> _GIVEN DATA_
START

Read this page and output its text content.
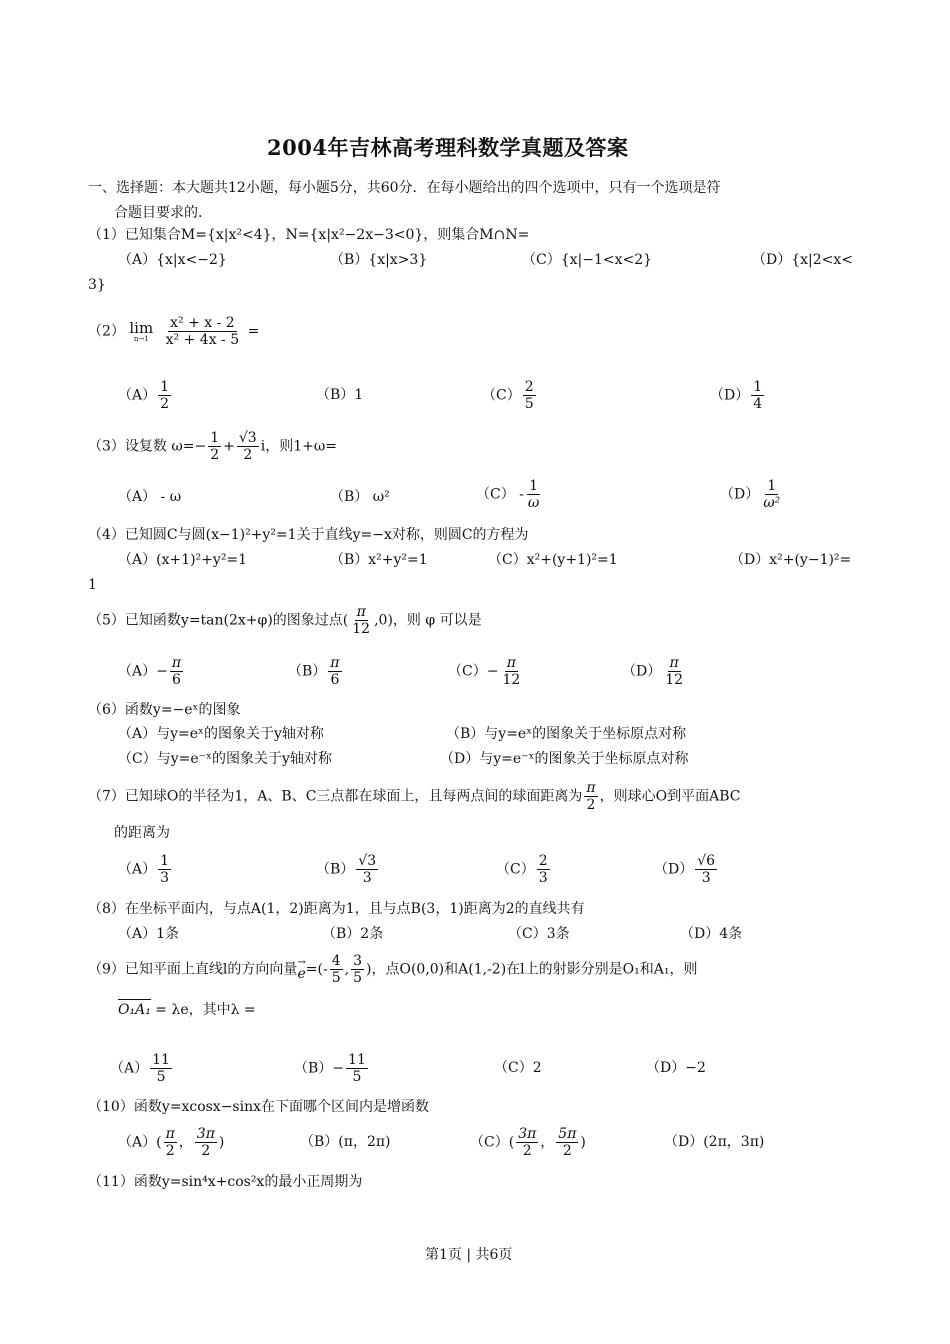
2004年吉林高考理科数学真题及答案
一、选择题：本大题共12小题，每小题5分，共60分．在每小题给出的四个选项中，只有一个选项是符
合题目要求的.
（1）已知集合M={x|x²<4}，N={x|x²−2x−3<0}，则集合M∩N=
（A）{x|x<−2}	（B）{x|x>3}	（C）{x|−1<x<2}	（D）{x|2<x<
3}
（2） lim
n→1
$\frac{\text{x² + x - 2}}{\text{x² + 4x - 5}}$ =
$(A) \frac{1}{2}$	（B）1	$(C) \frac{2}{5}$	$(D) \frac{1}{4}$
（3）设复数 $\omega=- \frac{1}{2} + \frac{√3}{2}$ i，则1+ω=
（A） - ω	（B） ω²	$(C) - \frac{1}{\omega}$	$(D) \frac{1}{\text{ω²}}$
（4）已知圆C与圆(x−1)²+y²=1关于直线y=−x对称，则圆C的方程为
（A）(x+1)²+y²=1	（B）x²+y²=1	（C）x²+(y+1)²=1	（D）x²+(y−1)²=
1
（5）已知函数y=tan(2x+φ)的图象过点( $\frac{\pi}{12} ,0$)，则 φ 可以是
$(A)- \frac{\pi}{6}$	$(B) \frac{\pi}{6}$	$(C)- \frac{\pi}{12}$	$(D) \frac{\pi}{12}$
（6）函数y=−eˣ的图象
（A）与y=eˣ的图象关于y轴对称	（B）与y=eˣ的图象关于坐标原点对称
（C）与y=e⁻ˣ的图象关于y轴对称	（D）与y=e⁻ˣ的图象关于坐标原点对称
（7）已知球O的半径为1，A、B、C三点都在球面上，且每两点间的球面距离为 $\frac{\pi}{2}$ ，则球心O到平面ABC
的距离为
$(A) \frac{1}{3}$	$(B) \frac{√3}{3}$	$(C) \frac{2}{3}$	$(D) \frac{√6}{3}$
（8）在坐标平面内，与点A(1，2)距离为1，且与点B(3，1)距离为2的直线共有
（A）1条	（B）2条	（C）3条	（D）4条
（9）已知平面上直线l的方向向量 →
e =(- $\frac{4}{5}$ , $\frac{3}{5}$ )，点O(0,0)和A(1,-2)在l上的射影分别是O₁和A₁，则
O₁A₁ = λe，其中λ =
$(A) \frac{11}{5}$	$(B)- \frac{11}{5}$	（C）2	（D）−2
（10）函数y=xcosx−sinx在下面哪个区间内是增函数
$(A)( \frac{\pi}{2}$ ， $\frac{3\pi}{2}$ )	（B）(π，2π)	$(C)( \frac{3\pi}{2}$ ， $\frac{5\pi}{2}$ )	（D）(2π，3π)
（11）函数y=sin⁴x+cos²x的最小正周期为
第1页 | 共6页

END

Return a copy of every line that includes the word "text".

Read this page and output its text content.
$\frac{\text{x² + x - 2}}{\text{x² + 4x - 5}}$ =
（A） - ω	（B） ω²	$(C) - \frac{1}{\omega}$	$(D) \frac{1}{\text{ω²}}$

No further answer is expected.